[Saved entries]
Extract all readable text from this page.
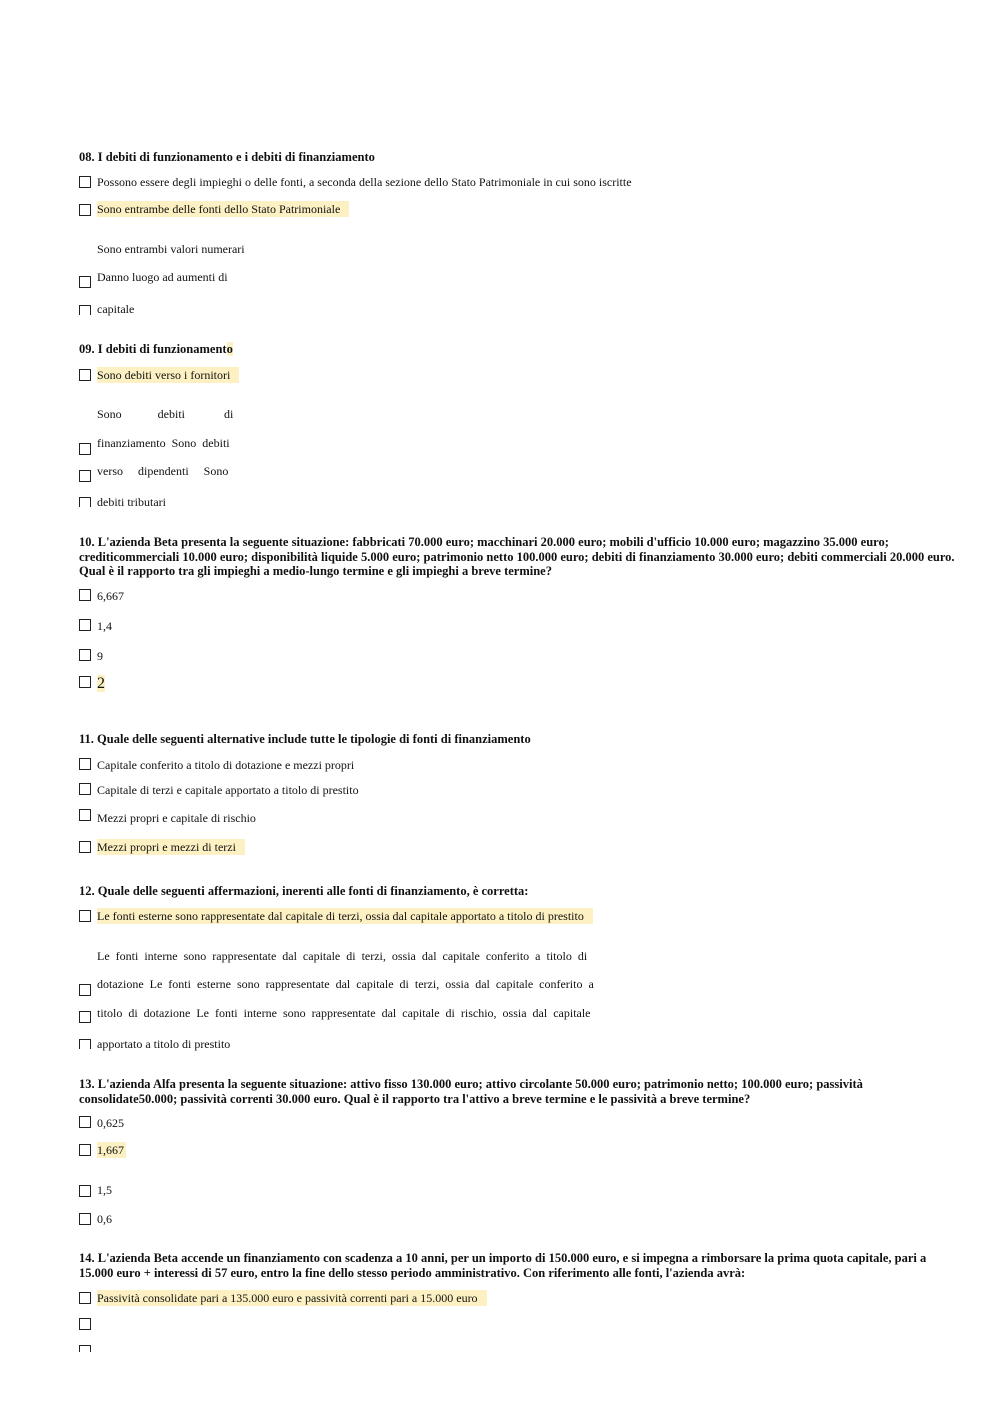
08. I debiti di funzionamento e i debiti di finanziamento
Possono essere degli impieghi o delle fonti, a seconda della sezione dello Stato Patrimoniale in cui sono iscritte
Sono entrambe delle fonti dello Stato Patrimoniale
Sono entrambi valori numerari
Danno luogo ad aumenti di
capitale
09. I debiti di funzionamento
Sono debiti verso i fornitori
Sono            debiti             di
finanziamento  Sono  debiti
verso     dipendenti     Sono
debiti tributari
10. L'azienda Beta presenta la seguente situazione: fabbricati 70.000 euro; macchinari 20.000 euro; mobili d'ufficio 10.000 euro; magazzino 35.000 euro; crediticommerciali 10.000 euro; disponibilità liquide 5.000 euro; patrimonio netto 100.000 euro; debiti di finanziamento 30.000 euro; debiti commerciali 20.000 euro. Qual è il rapporto tra gli impieghi a medio-lungo termine e gli impieghi a breve termine?
6,667
1,4
9
2
11. Quale delle seguenti alternative include tutte le tipologie di fonti di finanziamento
Capitale conferito a titolo di dotazione e mezzi propri
Capitale di terzi e capitale apportato a titolo di prestito
Mezzi propri e capitale di rischio
Mezzi propri e mezzi di terzi
12. Quale delle seguenti affermazioni, inerenti alle fonti di finanziamento, è corretta:
Le fonti esterne sono rappresentate dal capitale di terzi, ossia dal capitale apportato a titolo di prestito
Le  fonti  interne  sono  rappresentate  dal  capitale  di  terzi,  ossia  dal  capitale  conferito  a  titolo  di
dotazione  Le  fonti  esterne  sono  rappresentate  dal  capitale  di  terzi,  ossia  dal  capitale  conferito  a
titolo  di  dotazione  Le  fonti  interne  sono  rappresentate  dal  capitale  di  rischio,  ossia  dal  capitale
apportato a titolo di prestito
13. L'azienda Alfa presenta la seguente situazione: attivo fisso 130.000 euro; attivo circolante 50.000 euro; patrimonio netto; 100.000 euro; passività consolidate50.000; passività correnti 30.000 euro. Qual è il rapporto tra l'attivo a breve termine e le passività a breve termine?
0,625
1,667
1,5
0,6
14. L'azienda Beta accende un finanziamento con scadenza a 10 anni, per un importo di 150.000 euro, e si impegna a rimborsare la prima quota capitale, pari a 15.000 euro + interessi di 57 euro, entro la fine dello stesso periodo amministrativo. Con riferimento alle fonti, l'azienda avrà:
Passività consolidate pari a 135.000 euro e passività correnti pari a 15.000 euro
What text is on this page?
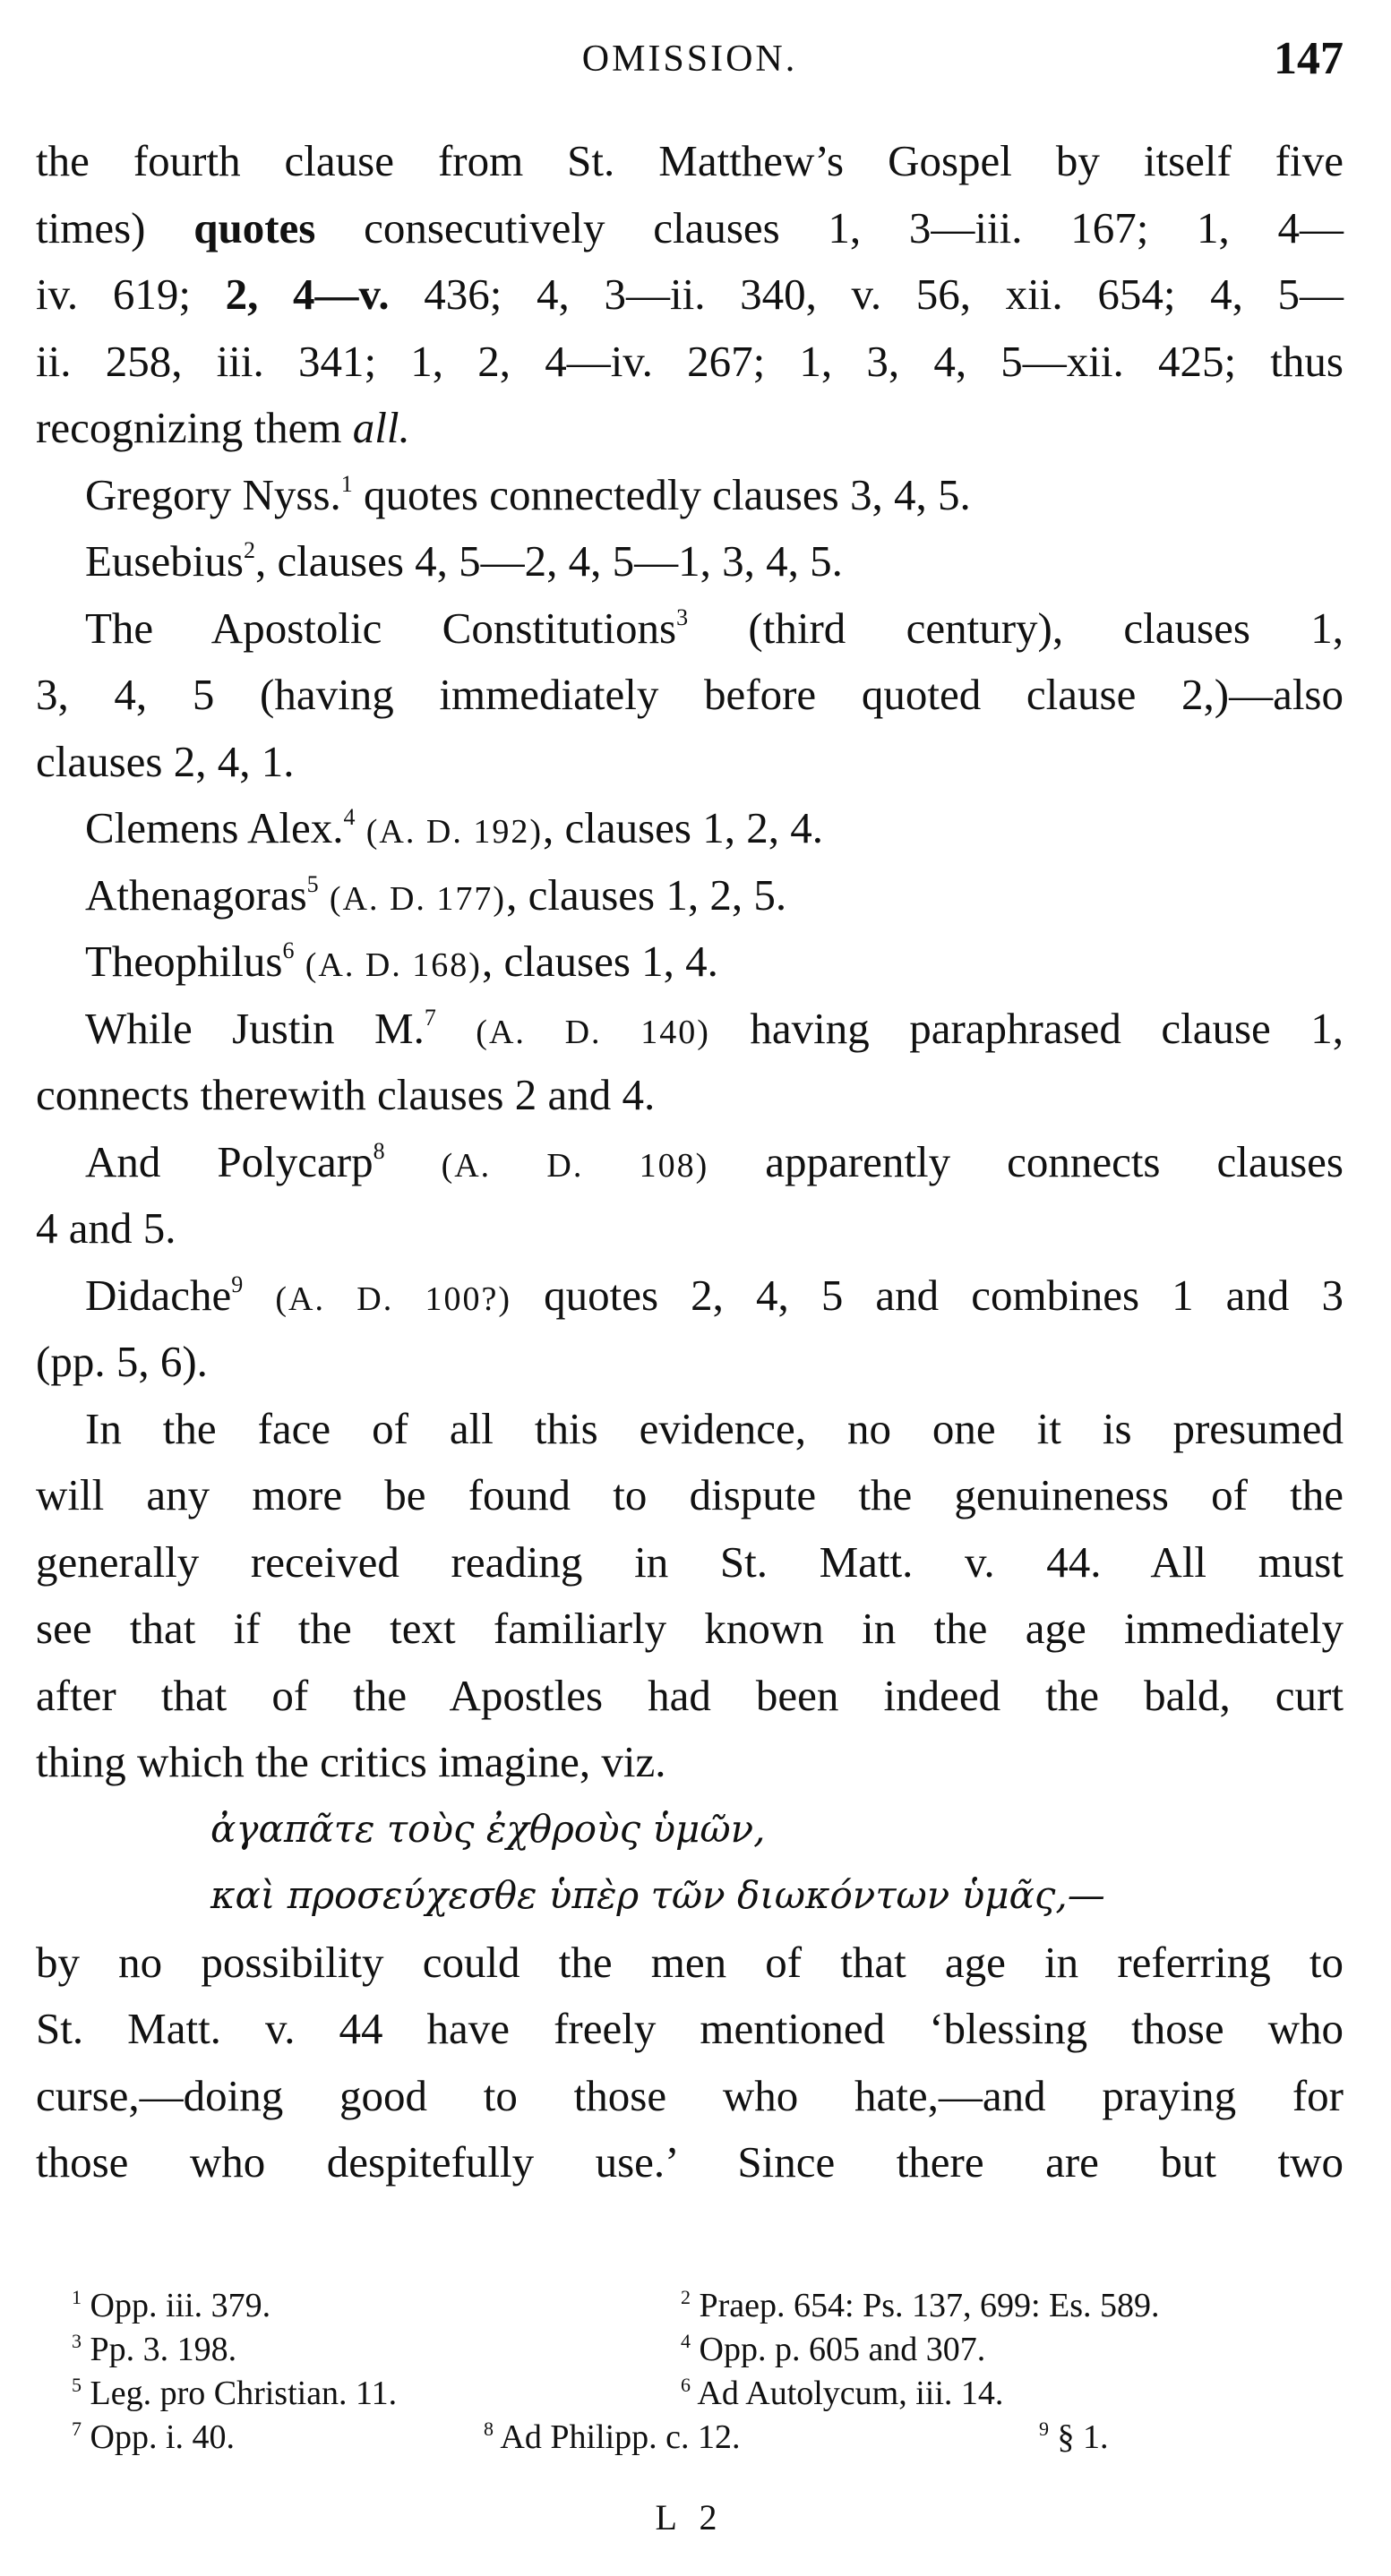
OMISSION.	147
the fourth clause from St. Matthew’s Gospel by itself five
times) quotes consecutively clauses 1, 3—iii. 167; 1, 4—
iv. 619; 2, 4—v. 436; 4, 3—ii. 340, v. 56, xii. 654; 4, 5—
ii. 258, iii. 341; 1, 2, 4—iv. 267; 1, 3, 4, 5—xii. 425; thus
recognizing them all.
Gregory Nyss.$^1$ quotes connectedly clauses 3, 4, 5.
Eusebius$^2$, clauses 4, 5—2, 4, 5—1, 3, 4, 5.
The Apostolic Constitutions$^3$ (third century), clauses 1,
3, 4, 5 (having immediately before quoted clause 2,)—also
clauses 2, 4, 1.
Clemens Alex.$^4$ (A. D. 192), clauses 1, 2, 4.
Athenagoras$^5$ (A. D. 177), clauses 1, 2, 5.
Theophilus$^6$ (A. D. 168), clauses 1, 4.
While Justin M.$^7$ (A. D. 140) having paraphrased clause 1,
connects therewith clauses 2 and 4.
And Polycarp$^8$ (A. D. 108) apparently connects clauses
4 and 5.
Didache$^9$ (A. D. 100?) quotes 2, 4, 5 and combines 1 and 3
(pp. 5, 6).
In the face of all this evidence, no one it is presumed
will any more be found to dispute the genuineness of the
generally received reading in St. Matt. v. 44. All must
see that if the text familiarly known in the age immediately
after that of the Apostles had been indeed the bald, curt
thing which the critics imagine, viz.
ἀγαπᾶτε τοὺς ἐχθροὺς ὑμῶν,
καὶ προσεύχεσθε ὑπὲρ τῶν διωκόντων ὑμᾶς,—
by no possibility could the men of that age in referring to
St. Matt. v. 44 have freely mentioned ‘blessing those who
curse,—doing good to those who hate,—and praying for
those who despitefully use.’ Since there are but two
$^1$ Opp. iii. 379.	$^2$ Praep. 654: Ps. 137, 699: Es. 589.
$^3$ Pp. 3. 198.	$^4$ Opp. p. 605 and 307.
$^5$ Leg. pro Christian. 11.	$^6$ Ad Autolycum, iii. 14.
$^7$ Opp. i. 40.	$^8$ Ad Philipp. c. 12.	$^9$ § 1.
L 2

# PROBLEM DESCRIPTION:
What is the number of lines above that contain "this"? Answer with that number only.

# SOLUTION TO THE PROBLEM:
3